__To do__
Find the lines containing "document" and say how many there are, with no other words.

--- Extracted material ---

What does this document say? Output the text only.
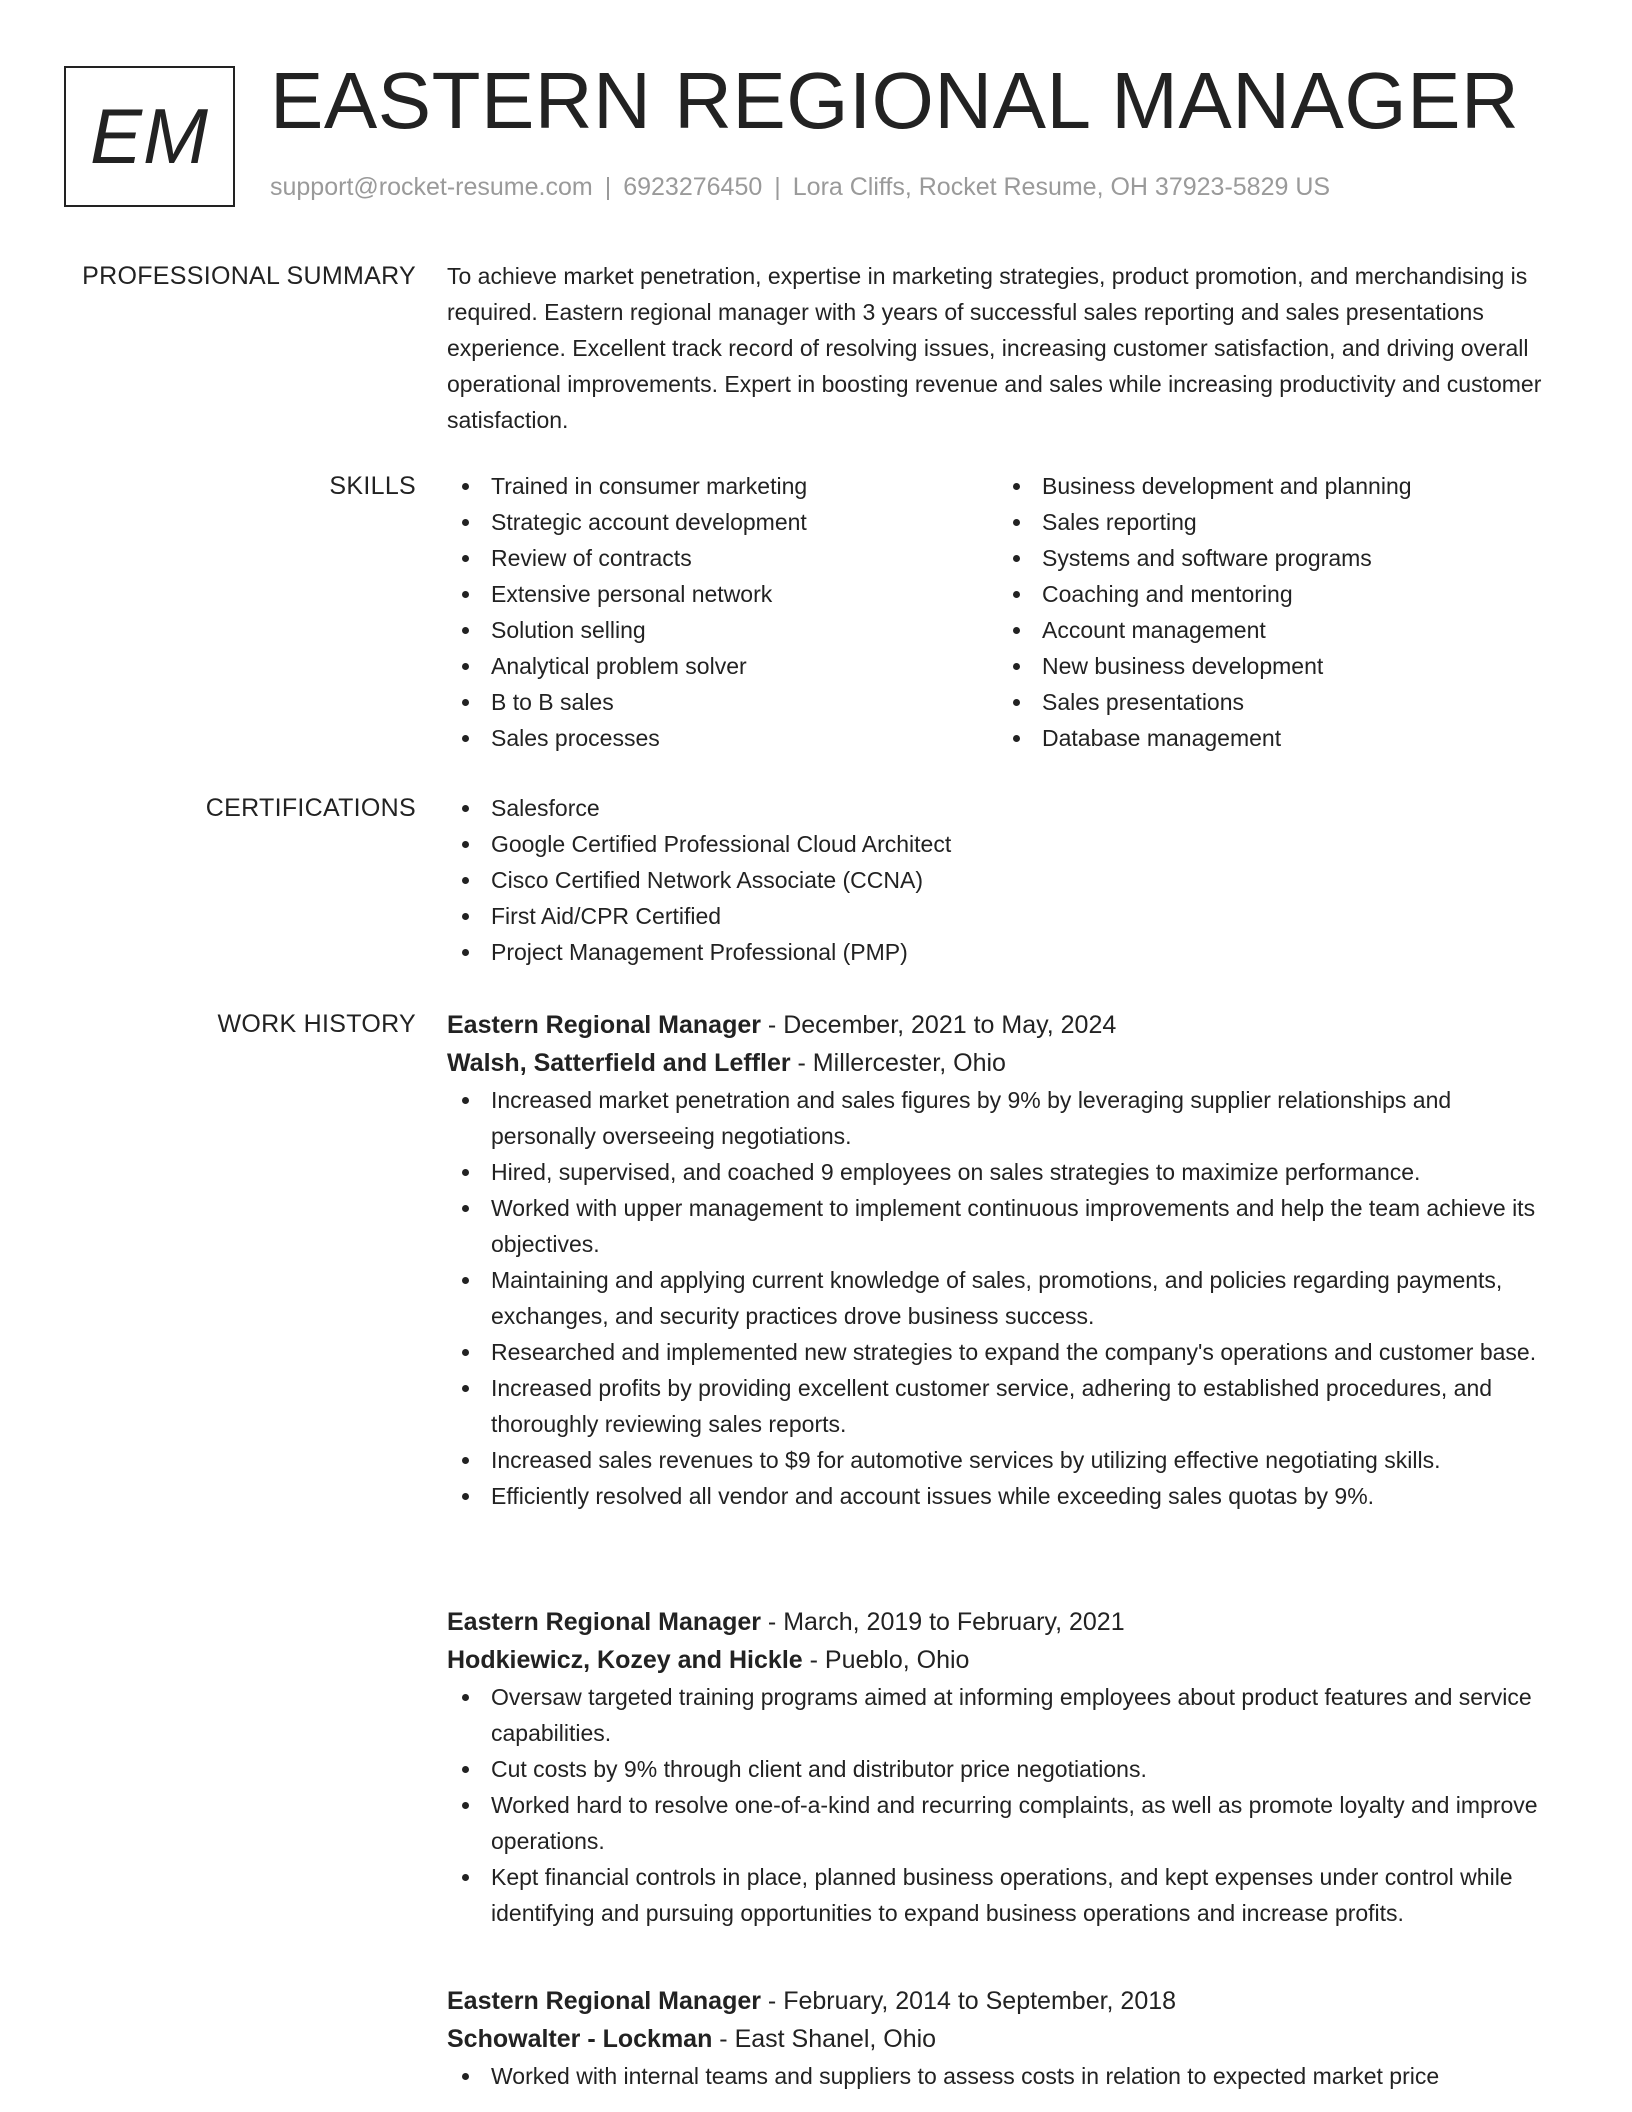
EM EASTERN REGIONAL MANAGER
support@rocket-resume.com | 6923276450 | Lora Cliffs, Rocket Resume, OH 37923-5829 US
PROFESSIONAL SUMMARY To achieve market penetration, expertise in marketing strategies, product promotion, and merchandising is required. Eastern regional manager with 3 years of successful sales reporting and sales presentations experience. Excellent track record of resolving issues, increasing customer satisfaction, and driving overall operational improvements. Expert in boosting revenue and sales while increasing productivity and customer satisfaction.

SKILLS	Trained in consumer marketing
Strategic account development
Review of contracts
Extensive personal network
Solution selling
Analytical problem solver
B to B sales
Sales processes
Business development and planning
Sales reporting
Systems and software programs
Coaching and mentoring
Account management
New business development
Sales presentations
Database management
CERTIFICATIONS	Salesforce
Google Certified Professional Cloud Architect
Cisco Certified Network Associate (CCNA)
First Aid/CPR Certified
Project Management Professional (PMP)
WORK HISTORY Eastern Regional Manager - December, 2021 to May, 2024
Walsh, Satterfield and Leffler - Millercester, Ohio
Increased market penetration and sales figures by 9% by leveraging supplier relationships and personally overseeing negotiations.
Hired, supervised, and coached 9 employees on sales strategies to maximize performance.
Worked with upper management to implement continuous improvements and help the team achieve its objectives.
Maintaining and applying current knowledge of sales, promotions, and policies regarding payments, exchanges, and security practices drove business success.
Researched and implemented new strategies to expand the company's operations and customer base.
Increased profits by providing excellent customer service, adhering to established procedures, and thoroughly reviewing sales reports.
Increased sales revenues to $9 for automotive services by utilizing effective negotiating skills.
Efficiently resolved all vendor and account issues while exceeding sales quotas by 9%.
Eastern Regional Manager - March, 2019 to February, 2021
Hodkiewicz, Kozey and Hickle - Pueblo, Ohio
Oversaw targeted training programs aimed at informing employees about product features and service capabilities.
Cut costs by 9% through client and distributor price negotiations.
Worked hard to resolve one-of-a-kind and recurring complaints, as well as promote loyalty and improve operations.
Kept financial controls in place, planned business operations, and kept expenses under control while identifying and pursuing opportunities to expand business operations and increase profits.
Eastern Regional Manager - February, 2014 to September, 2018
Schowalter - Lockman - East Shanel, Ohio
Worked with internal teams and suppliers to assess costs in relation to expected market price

---
--- Extracted material ---

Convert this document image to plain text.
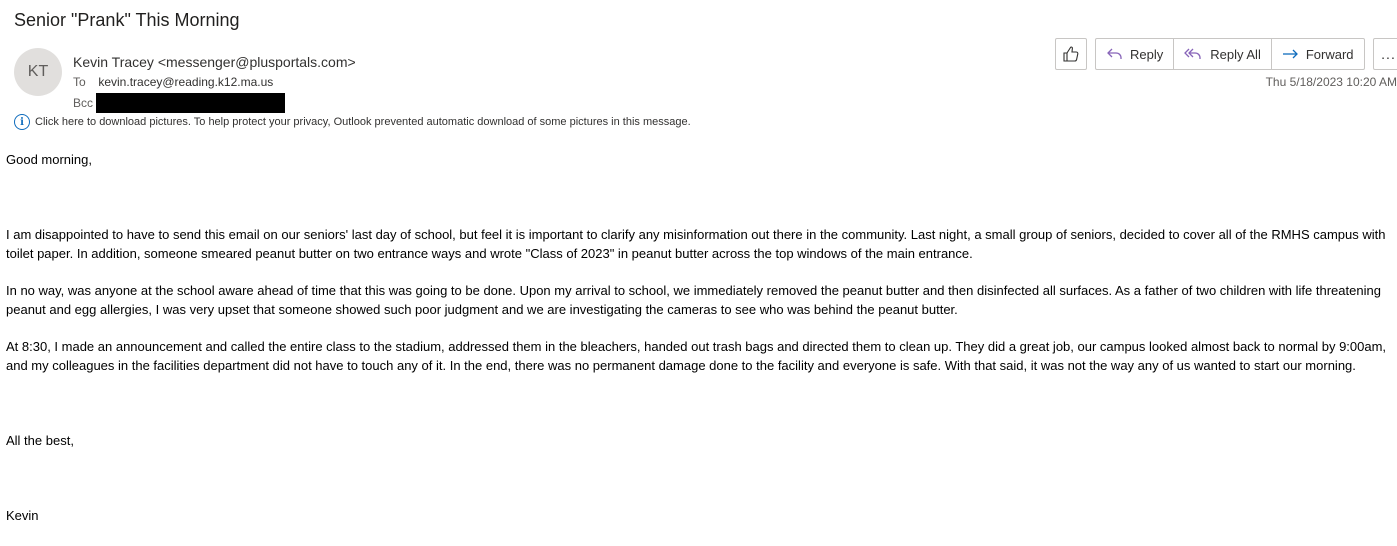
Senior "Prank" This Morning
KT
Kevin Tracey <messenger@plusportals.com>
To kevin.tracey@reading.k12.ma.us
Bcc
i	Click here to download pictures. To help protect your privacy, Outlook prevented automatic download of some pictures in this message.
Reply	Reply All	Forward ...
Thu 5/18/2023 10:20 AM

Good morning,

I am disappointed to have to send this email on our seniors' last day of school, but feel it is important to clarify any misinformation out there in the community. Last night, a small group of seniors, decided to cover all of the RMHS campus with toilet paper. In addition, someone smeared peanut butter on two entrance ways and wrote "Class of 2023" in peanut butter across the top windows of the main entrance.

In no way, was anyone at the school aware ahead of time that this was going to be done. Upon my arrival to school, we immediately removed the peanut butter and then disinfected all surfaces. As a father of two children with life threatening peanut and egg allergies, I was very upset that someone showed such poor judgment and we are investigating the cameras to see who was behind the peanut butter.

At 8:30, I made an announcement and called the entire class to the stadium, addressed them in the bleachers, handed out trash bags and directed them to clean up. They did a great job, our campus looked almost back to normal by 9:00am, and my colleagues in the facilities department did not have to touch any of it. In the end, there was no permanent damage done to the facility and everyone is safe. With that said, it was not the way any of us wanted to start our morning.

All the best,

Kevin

---

__Answer below__
2